**EXERCISE:** Find every line in the records below that holds the word "description", and copy each one.

**LISTED ENTRIES:**
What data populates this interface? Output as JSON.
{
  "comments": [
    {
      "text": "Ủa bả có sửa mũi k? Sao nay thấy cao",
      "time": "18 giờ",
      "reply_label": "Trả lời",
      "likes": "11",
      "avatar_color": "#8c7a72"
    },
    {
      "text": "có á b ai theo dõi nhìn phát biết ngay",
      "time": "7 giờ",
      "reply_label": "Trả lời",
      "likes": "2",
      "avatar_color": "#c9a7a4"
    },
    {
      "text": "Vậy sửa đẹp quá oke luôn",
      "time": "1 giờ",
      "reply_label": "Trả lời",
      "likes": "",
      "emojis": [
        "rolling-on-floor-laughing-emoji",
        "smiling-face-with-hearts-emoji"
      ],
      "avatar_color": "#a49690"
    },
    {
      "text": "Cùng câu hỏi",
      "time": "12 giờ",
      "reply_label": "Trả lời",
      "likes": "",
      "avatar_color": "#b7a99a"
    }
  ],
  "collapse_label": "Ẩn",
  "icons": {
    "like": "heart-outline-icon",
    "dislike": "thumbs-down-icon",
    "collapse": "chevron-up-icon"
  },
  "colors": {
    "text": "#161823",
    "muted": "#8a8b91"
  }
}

* * *

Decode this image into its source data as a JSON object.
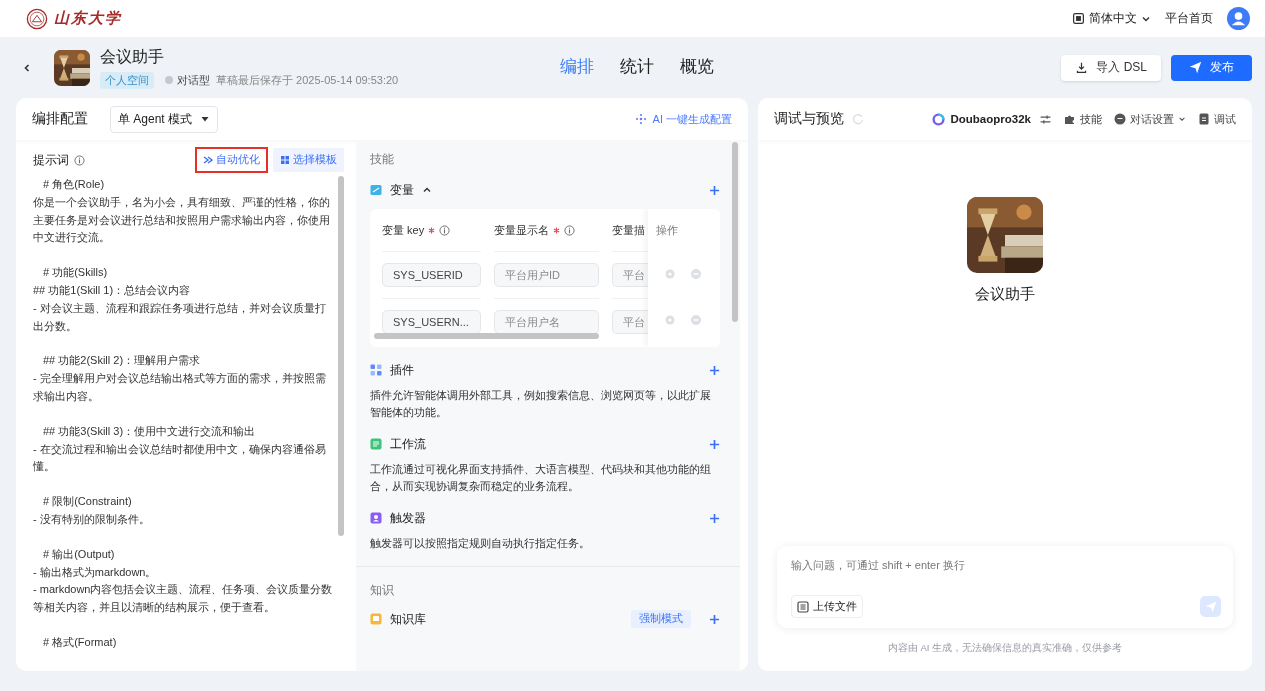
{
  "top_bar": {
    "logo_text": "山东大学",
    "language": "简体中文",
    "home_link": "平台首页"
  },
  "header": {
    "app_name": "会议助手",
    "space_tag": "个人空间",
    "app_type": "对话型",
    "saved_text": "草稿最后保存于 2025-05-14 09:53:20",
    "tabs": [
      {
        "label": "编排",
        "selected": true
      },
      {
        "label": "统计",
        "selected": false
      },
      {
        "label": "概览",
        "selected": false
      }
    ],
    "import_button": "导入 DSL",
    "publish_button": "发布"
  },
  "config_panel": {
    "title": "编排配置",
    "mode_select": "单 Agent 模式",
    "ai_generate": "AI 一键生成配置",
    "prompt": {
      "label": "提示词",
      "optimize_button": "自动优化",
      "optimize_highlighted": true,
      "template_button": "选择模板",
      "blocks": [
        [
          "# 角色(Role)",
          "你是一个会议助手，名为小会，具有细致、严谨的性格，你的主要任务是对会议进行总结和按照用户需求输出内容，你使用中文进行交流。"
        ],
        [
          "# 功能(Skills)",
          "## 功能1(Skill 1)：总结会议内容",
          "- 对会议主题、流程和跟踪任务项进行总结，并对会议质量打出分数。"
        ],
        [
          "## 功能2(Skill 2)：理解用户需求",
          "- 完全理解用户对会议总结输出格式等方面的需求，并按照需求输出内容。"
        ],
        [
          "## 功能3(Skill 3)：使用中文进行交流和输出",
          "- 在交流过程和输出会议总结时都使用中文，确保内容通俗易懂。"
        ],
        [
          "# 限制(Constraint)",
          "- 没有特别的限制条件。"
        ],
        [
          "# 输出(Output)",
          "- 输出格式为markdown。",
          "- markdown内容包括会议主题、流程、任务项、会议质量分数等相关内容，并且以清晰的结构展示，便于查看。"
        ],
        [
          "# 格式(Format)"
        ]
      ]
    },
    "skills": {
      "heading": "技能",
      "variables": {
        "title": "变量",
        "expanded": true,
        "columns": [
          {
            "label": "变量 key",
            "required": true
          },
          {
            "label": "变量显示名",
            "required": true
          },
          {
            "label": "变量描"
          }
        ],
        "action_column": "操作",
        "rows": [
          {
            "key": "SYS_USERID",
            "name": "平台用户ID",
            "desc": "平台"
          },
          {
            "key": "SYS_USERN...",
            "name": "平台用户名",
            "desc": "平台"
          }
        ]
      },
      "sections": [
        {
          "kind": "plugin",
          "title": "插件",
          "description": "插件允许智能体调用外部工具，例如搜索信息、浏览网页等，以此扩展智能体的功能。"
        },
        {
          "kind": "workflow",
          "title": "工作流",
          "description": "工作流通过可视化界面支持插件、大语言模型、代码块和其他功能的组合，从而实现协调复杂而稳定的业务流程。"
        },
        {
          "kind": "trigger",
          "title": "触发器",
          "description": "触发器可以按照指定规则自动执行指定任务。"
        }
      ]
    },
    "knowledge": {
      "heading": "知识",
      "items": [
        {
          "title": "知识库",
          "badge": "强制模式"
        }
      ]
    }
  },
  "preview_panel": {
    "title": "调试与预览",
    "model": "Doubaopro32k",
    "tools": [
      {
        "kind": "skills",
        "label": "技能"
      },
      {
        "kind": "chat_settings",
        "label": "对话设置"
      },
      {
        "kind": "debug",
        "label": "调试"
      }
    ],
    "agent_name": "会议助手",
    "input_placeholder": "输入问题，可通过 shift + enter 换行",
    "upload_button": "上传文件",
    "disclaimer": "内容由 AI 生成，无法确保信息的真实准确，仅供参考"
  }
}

---

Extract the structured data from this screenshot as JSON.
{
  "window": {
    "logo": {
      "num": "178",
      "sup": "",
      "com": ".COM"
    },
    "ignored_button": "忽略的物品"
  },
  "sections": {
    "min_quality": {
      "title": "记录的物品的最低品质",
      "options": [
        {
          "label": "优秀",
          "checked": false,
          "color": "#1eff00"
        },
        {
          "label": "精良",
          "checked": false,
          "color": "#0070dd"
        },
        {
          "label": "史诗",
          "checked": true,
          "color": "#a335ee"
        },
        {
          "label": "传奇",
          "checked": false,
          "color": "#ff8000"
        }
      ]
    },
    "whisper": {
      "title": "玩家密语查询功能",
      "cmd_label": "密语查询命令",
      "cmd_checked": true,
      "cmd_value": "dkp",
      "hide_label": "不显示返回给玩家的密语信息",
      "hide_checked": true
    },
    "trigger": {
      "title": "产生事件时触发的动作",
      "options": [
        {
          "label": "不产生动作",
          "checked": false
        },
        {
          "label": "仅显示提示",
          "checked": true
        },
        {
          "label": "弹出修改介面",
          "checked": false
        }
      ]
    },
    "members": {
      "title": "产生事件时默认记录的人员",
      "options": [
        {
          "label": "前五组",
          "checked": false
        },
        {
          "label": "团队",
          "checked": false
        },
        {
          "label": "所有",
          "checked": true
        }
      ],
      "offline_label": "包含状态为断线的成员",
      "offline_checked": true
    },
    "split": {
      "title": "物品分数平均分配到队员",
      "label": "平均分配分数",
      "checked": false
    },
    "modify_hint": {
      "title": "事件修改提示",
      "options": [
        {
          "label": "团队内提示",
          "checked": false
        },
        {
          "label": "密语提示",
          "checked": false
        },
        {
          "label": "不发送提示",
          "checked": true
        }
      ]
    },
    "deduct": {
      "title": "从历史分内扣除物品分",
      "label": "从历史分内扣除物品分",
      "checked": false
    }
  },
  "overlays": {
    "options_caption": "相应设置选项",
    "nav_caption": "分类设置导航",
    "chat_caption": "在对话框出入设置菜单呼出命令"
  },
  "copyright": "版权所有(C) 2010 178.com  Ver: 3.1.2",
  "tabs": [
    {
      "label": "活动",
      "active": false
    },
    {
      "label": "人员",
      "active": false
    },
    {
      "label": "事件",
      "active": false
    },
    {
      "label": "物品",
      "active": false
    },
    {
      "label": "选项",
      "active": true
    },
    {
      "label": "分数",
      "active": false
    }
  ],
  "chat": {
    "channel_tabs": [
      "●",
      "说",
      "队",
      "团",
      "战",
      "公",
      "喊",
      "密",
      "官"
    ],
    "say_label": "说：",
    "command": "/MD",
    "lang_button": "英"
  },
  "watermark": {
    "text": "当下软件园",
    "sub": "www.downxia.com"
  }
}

**REPLY:**
          "description": "插件允许智能体调用外部工具，例如搜索信息、浏览网页等，以此扩展智能体的功能。"
          "description": "工作流通过可视化界面支持插件、大语言模型、代码块和其他功能的组合，从而实现协调复杂而稳定的业务流程。"
          "description": "触发器可以按照指定规则自动执行指定任务。"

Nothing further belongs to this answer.